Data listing
-- -- --

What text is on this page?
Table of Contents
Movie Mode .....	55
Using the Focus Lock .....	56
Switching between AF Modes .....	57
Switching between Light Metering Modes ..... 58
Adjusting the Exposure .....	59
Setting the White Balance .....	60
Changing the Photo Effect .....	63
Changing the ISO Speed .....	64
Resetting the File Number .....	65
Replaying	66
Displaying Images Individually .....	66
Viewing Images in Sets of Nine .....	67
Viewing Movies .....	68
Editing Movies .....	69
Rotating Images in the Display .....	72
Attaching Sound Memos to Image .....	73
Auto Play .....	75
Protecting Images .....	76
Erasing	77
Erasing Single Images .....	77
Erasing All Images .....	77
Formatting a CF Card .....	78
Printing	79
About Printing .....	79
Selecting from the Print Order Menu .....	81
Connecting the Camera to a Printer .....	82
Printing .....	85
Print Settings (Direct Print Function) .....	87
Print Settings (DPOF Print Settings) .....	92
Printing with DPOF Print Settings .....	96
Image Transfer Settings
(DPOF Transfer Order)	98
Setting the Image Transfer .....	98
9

-- -- --

Exercise: Nothing in the listing may be changed; retype it all exactly.

Task answer:
What text is on this page?
Table of Contents
Movie Mode .....	55
Using the Focus Lock .....	56
Switching between AF Modes .....	57
Switching between Light Metering Modes ..... 58
Adjusting the Exposure .....	59
Setting the White Balance .....	60
Changing the Photo Effect .....	63
Changing the ISO Speed .....	64
Resetting the File Number .....	65
Replaying	66
Displaying Images Individually .....	66
Viewing Images in Sets of Nine .....	67
Viewing Movies .....	68
Editing Movies .....	69
Rotating Images in the Display .....	72
Attaching Sound Memos to Image .....	73
Auto Play .....	75
Protecting Images .....	76
Erasing	77
Erasing Single Images .....	77
Erasing All Images .....	77
Formatting a CF Card .....	78
Printing	79
About Printing .....	79
Selecting from the Print Order Menu .....	81
Connecting the Camera to a Printer .....	82
Printing .....	85
Print Settings (Direct Print Function) .....	87
Print Settings (DPOF Print Settings) .....	92
Printing with DPOF Print Settings .....	96
Image Transfer Settings
(DPOF Transfer Order)	98
Setting the Image Transfer .....	98
9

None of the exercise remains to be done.